Lines of data

begin

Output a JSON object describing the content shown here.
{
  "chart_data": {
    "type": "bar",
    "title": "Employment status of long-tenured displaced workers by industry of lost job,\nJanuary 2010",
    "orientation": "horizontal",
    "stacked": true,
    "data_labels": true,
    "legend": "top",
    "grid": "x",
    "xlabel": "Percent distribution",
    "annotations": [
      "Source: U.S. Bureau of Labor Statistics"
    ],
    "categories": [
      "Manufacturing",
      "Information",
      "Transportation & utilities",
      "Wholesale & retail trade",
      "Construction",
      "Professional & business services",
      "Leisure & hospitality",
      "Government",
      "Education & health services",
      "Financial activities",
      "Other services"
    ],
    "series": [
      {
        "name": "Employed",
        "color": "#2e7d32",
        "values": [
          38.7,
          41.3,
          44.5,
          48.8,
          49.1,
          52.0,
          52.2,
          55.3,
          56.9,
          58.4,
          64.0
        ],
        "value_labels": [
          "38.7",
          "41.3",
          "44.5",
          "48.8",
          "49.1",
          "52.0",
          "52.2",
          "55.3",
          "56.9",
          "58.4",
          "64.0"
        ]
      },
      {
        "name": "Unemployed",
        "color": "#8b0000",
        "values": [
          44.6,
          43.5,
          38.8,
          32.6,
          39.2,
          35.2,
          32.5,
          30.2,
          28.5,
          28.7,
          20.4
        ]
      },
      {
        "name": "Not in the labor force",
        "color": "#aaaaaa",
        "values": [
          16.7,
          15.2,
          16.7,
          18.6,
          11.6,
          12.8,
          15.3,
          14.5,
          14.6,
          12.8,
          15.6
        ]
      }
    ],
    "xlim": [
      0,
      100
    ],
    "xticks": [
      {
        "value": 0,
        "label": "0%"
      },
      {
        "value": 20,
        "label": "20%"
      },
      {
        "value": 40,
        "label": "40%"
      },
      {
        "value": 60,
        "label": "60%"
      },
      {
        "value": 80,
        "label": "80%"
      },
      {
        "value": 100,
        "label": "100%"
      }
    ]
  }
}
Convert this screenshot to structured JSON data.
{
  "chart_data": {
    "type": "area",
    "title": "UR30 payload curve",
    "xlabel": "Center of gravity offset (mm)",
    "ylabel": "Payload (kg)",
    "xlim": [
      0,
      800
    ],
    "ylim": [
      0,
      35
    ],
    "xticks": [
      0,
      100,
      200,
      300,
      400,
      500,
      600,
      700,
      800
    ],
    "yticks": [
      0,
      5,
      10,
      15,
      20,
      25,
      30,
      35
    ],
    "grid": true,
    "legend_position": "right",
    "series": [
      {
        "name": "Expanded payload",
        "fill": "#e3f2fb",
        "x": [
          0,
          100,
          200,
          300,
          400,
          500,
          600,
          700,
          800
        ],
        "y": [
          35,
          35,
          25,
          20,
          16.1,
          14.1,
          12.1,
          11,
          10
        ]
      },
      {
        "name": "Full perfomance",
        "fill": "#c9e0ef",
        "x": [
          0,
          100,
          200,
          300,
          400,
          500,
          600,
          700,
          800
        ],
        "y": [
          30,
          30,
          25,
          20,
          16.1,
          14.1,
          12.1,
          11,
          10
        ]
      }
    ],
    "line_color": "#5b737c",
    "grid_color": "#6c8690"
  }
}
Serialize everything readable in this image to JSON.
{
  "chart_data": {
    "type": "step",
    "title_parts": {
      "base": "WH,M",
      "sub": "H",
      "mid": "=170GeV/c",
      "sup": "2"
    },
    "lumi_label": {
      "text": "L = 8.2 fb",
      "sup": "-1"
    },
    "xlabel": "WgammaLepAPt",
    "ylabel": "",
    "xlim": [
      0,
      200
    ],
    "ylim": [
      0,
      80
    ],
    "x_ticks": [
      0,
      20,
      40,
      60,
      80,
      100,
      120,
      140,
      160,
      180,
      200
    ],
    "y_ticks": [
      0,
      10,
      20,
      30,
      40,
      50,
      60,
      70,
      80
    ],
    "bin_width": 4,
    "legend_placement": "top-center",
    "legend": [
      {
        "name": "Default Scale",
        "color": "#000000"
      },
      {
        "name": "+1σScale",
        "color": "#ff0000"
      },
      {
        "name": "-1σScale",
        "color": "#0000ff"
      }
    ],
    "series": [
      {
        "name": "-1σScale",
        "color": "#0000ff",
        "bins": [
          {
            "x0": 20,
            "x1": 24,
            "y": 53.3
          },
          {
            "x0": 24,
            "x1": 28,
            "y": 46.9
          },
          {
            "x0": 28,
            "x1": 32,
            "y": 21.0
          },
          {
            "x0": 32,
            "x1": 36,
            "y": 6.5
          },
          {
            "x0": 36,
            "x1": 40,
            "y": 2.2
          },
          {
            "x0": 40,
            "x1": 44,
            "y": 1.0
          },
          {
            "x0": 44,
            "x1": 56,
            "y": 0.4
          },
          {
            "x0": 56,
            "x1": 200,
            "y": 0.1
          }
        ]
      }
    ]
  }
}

end

» EXERCISE DIRECTIONS
Repeat word for word each line from the one with "Serialize everything readable" to the end of the records above, inclusive.

» OUTPUT FOR THIS EXERCISE
Serialize everything readable in this image to JSON.
{
  "chart_data": {
    "type": "step",
    "title_parts": {
      "base": "WH,M",
      "sub": "H",
      "mid": "=170GeV/c",
      "sup": "2"
    },
    "lumi_label": {
      "text": "L = 8.2 fb",
      "sup": "-1"
    },
    "xlabel": "WgammaLepAPt",
    "ylabel": "",
    "xlim": [
      0,
      200
    ],
    "ylim": [
      0,
      80
    ],
    "x_ticks": [
      0,
      20,
      40,
      60,
      80,
      100,
      120,
      140,
      160,
      180,
      200
    ],
    "y_ticks": [
      0,
      10,
      20,
      30,
      40,
      50,
      60,
      70,
      80
    ],
    "bin_width": 4,
    "legend_placement": "top-center",
    "legend": [
      {
        "name": "Default Scale",
        "color": "#000000"
      },
      {
        "name": "+1σScale",
        "color": "#ff0000"
      },
      {
        "name": "-1σScale",
        "color": "#0000ff"
      }
    ],
    "series": [
      {
        "name": "-1σScale",
        "color": "#0000ff",
        "bins": [
          {
            "x0": 20,
            "x1": 24,
            "y": 53.3
          },
          {
            "x0": 24,
            "x1": 28,
            "y": 46.9
          },
          {
            "x0": 28,
            "x1": 32,
            "y": 21.0
          },
          {
            "x0": 32,
            "x1": 36,
            "y": 6.5
          },
          {
            "x0": 36,
            "x1": 40,
            "y": 2.2
          },
          {
            "x0": 40,
            "x1": 44,
            "y": 1.0
          },
          {
            "x0": 44,
            "x1": 56,
            "y": 0.4
          },
          {
            "x0": 56,
            "x1": 200,
            "y": 0.1
          }
        ]
      }
    ]
  }
}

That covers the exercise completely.